## WHAT THE EXERCISE ASKS:
Copy word for word the part of the fetal skin study summary between "Purpose of the" and "22 weeks gestation.", inclusive.

## TEXT EXCERPT:
Purpose of the Study:

  • To create dermal matrices mimicking mid-gestation fetal dermis using self-assembly technology.
  • To compare these matrices with neonatal and adult skin constructs.
  • To identify genes involved in scarless wound healing through differential gene expression analysis.

Main Methods:

  • Utilized self-assembly technology with fetal dermal cells from 18, 20, and 22 weeks gestation.
  • Prepared dermal constructs using fetal, neonatal, and adult skin cells.
  • Conducted differential gene array analysis using a GLYCOv4 gene chip (~1,260 genes).

Main Results:

  • Fetal dermal matrices closely resembled mid-gestation fetal dermis morphologically and biochemically.
  • Differential gene expression analysis revealed 67 differentially expressed genes.
  • Fibrotic genes were downregulated, while anti-fibrotic genes were upregulated in fetal matrices.

Conclusions:

  • Self-assembled fetal dermal matrices effectively mimic the scarless healing properties of fetal skin.
  • Gene expression patterns indicate downregulation of fibrosis and upregulation of anti-fibrotic mechanisms in scarless repair.
  • This research provides insights into the molecular basis of scarless wound healing for regenerative medicine applications.

## EXTRACTED MATERIAL:
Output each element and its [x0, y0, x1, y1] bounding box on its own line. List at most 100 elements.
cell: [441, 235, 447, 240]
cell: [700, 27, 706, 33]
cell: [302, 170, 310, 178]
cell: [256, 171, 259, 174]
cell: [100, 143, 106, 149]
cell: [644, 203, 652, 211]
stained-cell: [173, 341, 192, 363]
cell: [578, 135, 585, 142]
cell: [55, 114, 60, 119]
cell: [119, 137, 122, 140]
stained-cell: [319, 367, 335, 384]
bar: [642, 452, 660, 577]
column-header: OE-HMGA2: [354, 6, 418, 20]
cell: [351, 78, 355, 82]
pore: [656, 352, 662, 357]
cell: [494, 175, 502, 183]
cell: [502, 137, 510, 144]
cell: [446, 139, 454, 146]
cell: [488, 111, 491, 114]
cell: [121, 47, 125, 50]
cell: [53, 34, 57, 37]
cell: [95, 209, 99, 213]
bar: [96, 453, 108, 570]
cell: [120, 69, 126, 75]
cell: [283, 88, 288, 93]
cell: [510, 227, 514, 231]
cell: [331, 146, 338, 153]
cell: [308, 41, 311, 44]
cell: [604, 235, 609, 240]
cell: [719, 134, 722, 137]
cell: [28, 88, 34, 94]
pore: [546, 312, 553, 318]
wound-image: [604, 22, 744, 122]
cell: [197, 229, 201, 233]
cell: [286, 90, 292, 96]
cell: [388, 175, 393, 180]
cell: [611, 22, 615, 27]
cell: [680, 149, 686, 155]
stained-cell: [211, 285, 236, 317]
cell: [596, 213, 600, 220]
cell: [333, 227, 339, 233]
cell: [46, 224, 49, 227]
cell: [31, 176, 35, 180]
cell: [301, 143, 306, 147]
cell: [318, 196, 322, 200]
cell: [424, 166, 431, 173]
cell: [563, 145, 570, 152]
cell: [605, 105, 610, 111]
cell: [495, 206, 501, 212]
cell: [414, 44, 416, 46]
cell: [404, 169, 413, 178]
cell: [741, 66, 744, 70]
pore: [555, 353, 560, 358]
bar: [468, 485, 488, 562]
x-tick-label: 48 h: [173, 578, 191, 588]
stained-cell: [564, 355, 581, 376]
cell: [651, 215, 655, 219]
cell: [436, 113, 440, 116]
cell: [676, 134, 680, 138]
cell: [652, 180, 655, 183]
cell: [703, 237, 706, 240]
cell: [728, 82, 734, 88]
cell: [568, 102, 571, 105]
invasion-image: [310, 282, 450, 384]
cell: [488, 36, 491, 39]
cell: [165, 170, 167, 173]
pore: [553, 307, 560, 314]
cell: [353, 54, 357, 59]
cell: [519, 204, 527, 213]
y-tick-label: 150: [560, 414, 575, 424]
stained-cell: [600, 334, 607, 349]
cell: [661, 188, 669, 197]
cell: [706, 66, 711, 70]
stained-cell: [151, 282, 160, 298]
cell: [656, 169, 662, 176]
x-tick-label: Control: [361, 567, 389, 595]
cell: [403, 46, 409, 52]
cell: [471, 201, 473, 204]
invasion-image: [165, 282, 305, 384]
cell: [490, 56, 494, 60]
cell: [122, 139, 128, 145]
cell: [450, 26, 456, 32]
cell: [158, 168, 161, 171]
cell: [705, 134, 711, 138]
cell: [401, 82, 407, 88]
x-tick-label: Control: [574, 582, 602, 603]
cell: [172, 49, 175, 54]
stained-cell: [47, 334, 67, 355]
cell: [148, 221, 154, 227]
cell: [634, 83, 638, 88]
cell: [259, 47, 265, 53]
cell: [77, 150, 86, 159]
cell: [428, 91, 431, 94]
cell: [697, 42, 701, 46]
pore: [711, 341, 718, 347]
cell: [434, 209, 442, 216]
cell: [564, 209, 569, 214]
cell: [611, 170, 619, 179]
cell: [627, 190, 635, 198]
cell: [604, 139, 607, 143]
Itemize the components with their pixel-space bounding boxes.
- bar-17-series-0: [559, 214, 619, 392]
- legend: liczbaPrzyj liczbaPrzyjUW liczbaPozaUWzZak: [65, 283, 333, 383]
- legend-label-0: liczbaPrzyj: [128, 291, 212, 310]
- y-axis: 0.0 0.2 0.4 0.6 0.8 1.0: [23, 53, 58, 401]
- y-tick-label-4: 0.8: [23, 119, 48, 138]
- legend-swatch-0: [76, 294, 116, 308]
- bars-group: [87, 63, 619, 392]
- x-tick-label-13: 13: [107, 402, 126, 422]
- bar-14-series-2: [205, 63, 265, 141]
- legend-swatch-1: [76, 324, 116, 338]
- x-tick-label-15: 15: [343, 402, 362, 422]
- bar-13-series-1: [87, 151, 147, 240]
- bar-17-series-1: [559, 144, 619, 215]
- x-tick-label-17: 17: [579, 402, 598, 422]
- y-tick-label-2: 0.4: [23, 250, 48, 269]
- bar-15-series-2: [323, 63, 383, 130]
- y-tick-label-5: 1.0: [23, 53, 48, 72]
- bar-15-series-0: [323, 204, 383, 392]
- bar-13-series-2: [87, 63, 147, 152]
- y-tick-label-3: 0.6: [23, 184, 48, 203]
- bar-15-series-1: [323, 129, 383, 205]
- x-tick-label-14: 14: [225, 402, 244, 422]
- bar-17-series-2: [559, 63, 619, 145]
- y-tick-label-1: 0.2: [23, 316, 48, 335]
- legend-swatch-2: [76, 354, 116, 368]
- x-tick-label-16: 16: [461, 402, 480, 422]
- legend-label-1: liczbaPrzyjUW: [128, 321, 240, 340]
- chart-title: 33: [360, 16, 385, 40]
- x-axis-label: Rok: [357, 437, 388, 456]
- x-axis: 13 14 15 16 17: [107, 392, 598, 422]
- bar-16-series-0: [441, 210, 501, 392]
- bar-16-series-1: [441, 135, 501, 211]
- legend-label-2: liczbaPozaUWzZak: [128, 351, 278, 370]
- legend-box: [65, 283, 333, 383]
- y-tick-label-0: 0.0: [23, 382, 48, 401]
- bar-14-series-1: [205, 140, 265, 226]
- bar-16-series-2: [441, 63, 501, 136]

## EXPECTED OUTPUT:
Purpose of the Study:

  • To create dermal matrices mimicking mid-gestation fetal dermis using self-assembly technology.
  • To compare these matrices with neonatal and adult skin constructs.
  • To identify genes involved in scarless wound healing through differential gene expression analysis.

Main Methods:

  • Utilized self-assembly technology with fetal dermal cells from 18, 20, and 22 weeks gestation.